*What to produce:* Determine how many lines contain the string "plain", then reply with that figure only.

** start of Supplied data **

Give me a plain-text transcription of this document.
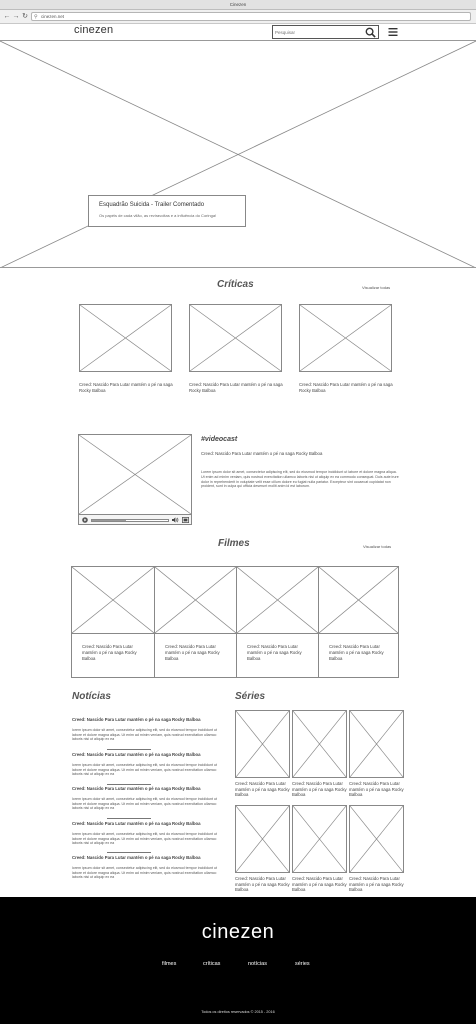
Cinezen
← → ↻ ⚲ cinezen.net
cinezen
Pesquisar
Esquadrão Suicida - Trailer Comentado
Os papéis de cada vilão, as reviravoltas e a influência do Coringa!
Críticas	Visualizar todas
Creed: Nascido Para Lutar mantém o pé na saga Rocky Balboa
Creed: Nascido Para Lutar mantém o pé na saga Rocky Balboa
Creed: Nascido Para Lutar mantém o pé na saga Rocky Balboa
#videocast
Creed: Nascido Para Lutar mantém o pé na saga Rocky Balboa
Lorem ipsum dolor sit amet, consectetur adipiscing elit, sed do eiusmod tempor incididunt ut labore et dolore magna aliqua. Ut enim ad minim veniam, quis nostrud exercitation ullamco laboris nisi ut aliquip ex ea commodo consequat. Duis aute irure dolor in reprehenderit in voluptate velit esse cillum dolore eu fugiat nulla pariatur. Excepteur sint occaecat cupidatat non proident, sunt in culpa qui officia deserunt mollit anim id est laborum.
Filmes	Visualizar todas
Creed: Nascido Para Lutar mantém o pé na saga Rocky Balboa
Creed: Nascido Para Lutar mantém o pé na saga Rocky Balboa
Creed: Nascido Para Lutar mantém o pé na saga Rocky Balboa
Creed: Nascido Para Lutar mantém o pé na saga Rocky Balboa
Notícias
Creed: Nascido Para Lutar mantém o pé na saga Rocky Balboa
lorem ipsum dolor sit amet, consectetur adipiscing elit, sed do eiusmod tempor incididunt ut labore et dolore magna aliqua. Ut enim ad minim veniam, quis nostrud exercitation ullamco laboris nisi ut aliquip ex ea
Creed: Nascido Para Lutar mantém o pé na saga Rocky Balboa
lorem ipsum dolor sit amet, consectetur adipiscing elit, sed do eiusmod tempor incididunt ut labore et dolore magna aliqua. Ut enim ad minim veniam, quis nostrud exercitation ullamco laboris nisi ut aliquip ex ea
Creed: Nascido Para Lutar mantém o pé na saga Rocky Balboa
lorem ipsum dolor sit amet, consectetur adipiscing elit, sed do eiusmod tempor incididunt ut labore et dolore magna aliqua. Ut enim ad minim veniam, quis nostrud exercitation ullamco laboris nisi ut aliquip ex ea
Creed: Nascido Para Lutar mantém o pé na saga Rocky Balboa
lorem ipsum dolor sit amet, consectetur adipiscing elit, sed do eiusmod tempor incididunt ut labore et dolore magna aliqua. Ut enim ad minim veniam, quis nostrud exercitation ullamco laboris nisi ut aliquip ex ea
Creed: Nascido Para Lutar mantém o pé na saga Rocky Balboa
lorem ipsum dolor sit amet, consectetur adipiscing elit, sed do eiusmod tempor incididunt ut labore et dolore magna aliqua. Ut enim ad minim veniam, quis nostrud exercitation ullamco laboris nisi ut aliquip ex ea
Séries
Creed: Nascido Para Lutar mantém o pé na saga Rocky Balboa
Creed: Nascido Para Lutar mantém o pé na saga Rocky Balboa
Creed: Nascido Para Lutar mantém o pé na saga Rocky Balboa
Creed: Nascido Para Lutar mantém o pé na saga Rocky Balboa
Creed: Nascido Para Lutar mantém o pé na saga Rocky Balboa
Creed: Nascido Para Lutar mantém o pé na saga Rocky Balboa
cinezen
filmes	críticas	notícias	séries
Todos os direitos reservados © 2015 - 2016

** end of Supplied data **
** start of Supplied data **

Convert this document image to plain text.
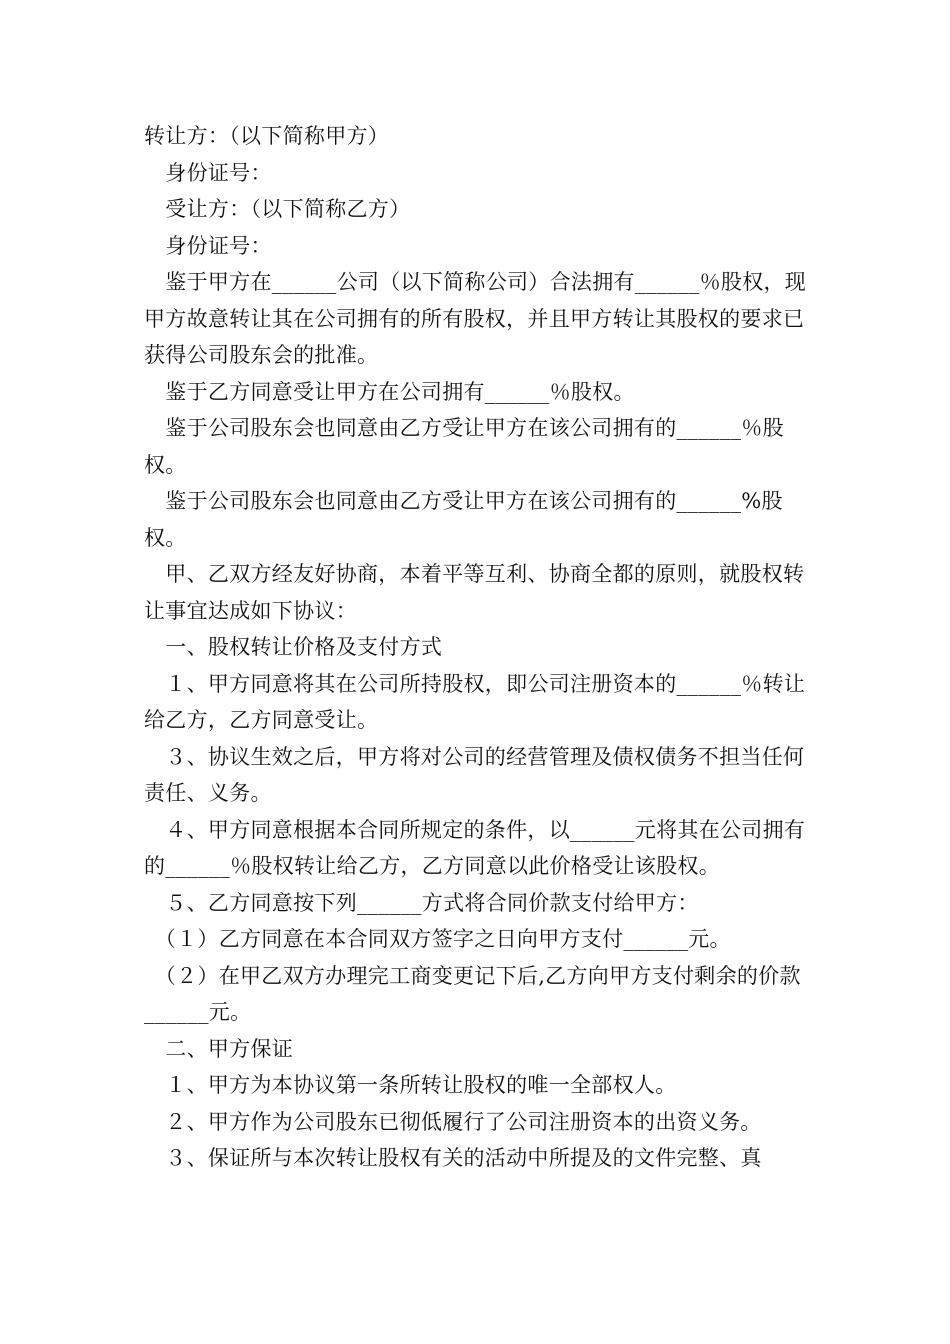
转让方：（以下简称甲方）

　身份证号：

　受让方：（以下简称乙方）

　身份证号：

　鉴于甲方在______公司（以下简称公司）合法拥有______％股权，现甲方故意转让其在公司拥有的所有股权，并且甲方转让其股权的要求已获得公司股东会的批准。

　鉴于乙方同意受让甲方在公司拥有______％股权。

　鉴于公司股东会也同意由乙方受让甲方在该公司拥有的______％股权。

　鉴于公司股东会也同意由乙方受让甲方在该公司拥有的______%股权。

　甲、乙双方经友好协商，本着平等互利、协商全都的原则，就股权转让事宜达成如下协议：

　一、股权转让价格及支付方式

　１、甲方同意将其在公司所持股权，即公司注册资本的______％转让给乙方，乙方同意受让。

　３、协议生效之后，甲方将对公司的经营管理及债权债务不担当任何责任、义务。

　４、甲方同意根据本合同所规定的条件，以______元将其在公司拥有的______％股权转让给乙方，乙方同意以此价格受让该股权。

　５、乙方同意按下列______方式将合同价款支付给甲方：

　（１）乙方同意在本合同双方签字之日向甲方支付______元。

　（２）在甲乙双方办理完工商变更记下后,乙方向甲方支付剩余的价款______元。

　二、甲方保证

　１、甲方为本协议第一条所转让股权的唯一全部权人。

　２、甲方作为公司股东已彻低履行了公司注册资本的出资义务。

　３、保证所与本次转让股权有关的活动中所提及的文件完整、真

** end of Supplied data **

*Correct response:* 2